— SHORT TASK —
Every record below should be printed exactly as given.

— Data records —
>> start
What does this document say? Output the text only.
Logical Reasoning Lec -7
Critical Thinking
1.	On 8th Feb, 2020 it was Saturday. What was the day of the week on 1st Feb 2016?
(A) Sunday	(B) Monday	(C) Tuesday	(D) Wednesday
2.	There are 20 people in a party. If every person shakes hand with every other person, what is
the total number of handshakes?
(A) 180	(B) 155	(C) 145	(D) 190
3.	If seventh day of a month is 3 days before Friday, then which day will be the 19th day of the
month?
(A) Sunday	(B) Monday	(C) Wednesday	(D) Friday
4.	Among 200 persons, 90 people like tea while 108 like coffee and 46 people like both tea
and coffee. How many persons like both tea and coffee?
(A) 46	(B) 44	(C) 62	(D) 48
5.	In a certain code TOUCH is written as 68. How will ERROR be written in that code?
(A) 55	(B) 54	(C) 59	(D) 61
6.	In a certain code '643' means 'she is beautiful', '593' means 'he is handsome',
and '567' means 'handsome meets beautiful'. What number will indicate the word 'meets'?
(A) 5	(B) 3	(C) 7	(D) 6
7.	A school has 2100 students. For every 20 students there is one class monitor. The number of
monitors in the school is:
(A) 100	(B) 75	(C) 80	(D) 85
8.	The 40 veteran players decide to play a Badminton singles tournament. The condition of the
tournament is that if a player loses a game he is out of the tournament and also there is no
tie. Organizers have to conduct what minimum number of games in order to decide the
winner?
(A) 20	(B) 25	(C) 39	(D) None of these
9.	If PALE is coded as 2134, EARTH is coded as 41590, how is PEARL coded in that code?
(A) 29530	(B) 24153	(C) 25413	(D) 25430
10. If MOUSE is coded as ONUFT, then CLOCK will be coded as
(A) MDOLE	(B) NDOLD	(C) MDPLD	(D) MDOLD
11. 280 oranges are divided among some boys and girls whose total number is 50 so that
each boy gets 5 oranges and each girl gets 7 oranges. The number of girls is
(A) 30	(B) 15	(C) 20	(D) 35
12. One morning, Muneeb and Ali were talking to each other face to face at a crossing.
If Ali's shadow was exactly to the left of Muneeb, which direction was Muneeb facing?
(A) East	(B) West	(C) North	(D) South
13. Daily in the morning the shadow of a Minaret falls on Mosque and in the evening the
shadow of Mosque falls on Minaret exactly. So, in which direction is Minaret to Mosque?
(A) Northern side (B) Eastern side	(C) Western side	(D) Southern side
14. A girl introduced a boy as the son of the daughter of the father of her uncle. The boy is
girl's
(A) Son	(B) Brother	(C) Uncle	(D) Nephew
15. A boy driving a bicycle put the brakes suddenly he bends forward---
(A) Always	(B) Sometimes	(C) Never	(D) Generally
>> end
— TASK OUTPUT —
What does this document say? Output the text only.
Logical Reasoning Lec -7
Critical Thinking
1.	On 8th Feb, 2020 it was Saturday. What was the day of the week on 1st Feb 2016?
(A) Sunday	(B) Monday	(C) Tuesday	(D) Wednesday
2.	There are 20 people in a party. If every person shakes hand with every other person, what is
the total number of handshakes?
(A) 180	(B) 155	(C) 145	(D) 190
3.	If seventh day of a month is 3 days before Friday, then which day will be the 19th day of the
month?
(A) Sunday	(B) Monday	(C) Wednesday	(D) Friday
4.	Among 200 persons, 90 people like tea while 108 like coffee and 46 people like both tea
and coffee. How many persons like both tea and coffee?
(A) 46	(B) 44	(C) 62	(D) 48
5.	In a certain code TOUCH is written as 68. How will ERROR be written in that code?
(A) 55	(B) 54	(C) 59	(D) 61
6.	In a certain code '643' means 'she is beautiful', '593' means 'he is handsome',
and '567' means 'handsome meets beautiful'. What number will indicate the word 'meets'?
(A) 5	(B) 3	(C) 7	(D) 6
7.	A school has 2100 students. For every 20 students there is one class monitor. The number of
monitors in the school is:
(A) 100	(B) 75	(C) 80	(D) 85
8.	The 40 veteran players decide to play a Badminton singles tournament. The condition of the
tournament is that if a player loses a game he is out of the tournament and also there is no
tie. Organizers have to conduct what minimum number of games in order to decide the
winner?
(A) 20	(B) 25	(C) 39	(D) None of these
9.	If PALE is coded as 2134, EARTH is coded as 41590, how is PEARL coded in that code?
(A) 29530	(B) 24153	(C) 25413	(D) 25430
10. If MOUSE is coded as ONUFT, then CLOCK will be coded as
(A) MDOLE	(B) NDOLD	(C) MDPLD	(D) MDOLD
11. 280 oranges are divided among some boys and girls whose total number is 50 so that
each boy gets 5 oranges and each girl gets 7 oranges. The number of girls is
(A) 30	(B) 15	(C) 20	(D) 35
12. One morning, Muneeb and Ali were talking to each other face to face at a crossing.
If Ali's shadow was exactly to the left of Muneeb, which direction was Muneeb facing?
(A) East	(B) West	(C) North	(D) South
13. Daily in the morning the shadow of a Minaret falls on Mosque and in the evening the
shadow of Mosque falls on Minaret exactly. So, in which direction is Minaret to Mosque?
(A) Northern side (B) Eastern side	(C) Western side	(D) Southern side
14. A girl introduced a boy as the son of the daughter of the father of her uncle. The boy is
girl's
(A) Son	(B) Brother	(C) Uncle	(D) Nephew
15. A boy driving a bicycle put the brakes suddenly he bends forward---
(A) Always	(B) Sometimes	(C) Never	(D) Generally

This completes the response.